Written task:
Write out, precisely and in full, each line of the material.

Task input:
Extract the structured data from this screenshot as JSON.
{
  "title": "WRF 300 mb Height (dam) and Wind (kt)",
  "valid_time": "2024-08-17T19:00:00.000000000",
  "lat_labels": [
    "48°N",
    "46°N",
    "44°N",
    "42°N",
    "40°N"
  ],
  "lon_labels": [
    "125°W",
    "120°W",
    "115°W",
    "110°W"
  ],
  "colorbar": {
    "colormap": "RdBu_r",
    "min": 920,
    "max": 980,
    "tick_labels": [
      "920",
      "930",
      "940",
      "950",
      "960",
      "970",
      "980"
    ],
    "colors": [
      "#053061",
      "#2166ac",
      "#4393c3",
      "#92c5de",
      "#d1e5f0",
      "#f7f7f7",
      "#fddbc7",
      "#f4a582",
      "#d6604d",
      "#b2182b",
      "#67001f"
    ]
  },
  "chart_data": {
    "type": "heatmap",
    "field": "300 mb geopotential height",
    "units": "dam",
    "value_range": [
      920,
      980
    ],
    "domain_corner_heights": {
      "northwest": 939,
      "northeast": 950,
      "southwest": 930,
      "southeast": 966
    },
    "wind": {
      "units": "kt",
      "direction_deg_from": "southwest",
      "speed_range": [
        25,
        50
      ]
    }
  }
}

Correct result:
Extract the structured data from this screenshot as JSON.
{
  "title": "WRF 300 mb Height (dam) and Wind (kt)",
  "valid_time": "2024-08-17T19:00:00.000000000",
  "lat_labels": [
    "48°N",
    "46°N",
    "44°N",
    "42°N",
    "40°N"
  ],
  "lon_labels": [
    "125°W",
    "120°W",
    "115°W",
    "110°W"
  ],
  "colorbar": {
    "colormap": "RdBu_r",
    "min": 920,
    "max": 980,
    "tick_labels": [
      "920",
      "930",
      "940",
      "950",
      "960",
      "970",
      "980"
    ],
    "colors": [
      "#053061",
      "#2166ac",
      "#4393c3",
      "#92c5de",
      "#d1e5f0",
      "#f7f7f7",
      "#fddbc7",
      "#f4a582",
      "#d6604d",
      "#b2182b",
      "#67001f"
    ]
  },
  "chart_data": {
    "type": "heatmap",
    "field": "300 mb geopotential height",
    "units": "dam",
    "value_range": [
      920,
      980
    ],
    "domain_corner_heights": {
      "northwest": 939,
      "northeast": 950,
      "southwest": 930,
      "southeast": 966
    },
    "wind": {
      "units": "kt",
      "direction_deg_from": "southwest",
      "speed_range": [
        25,
        50
      ]
    }
  }
}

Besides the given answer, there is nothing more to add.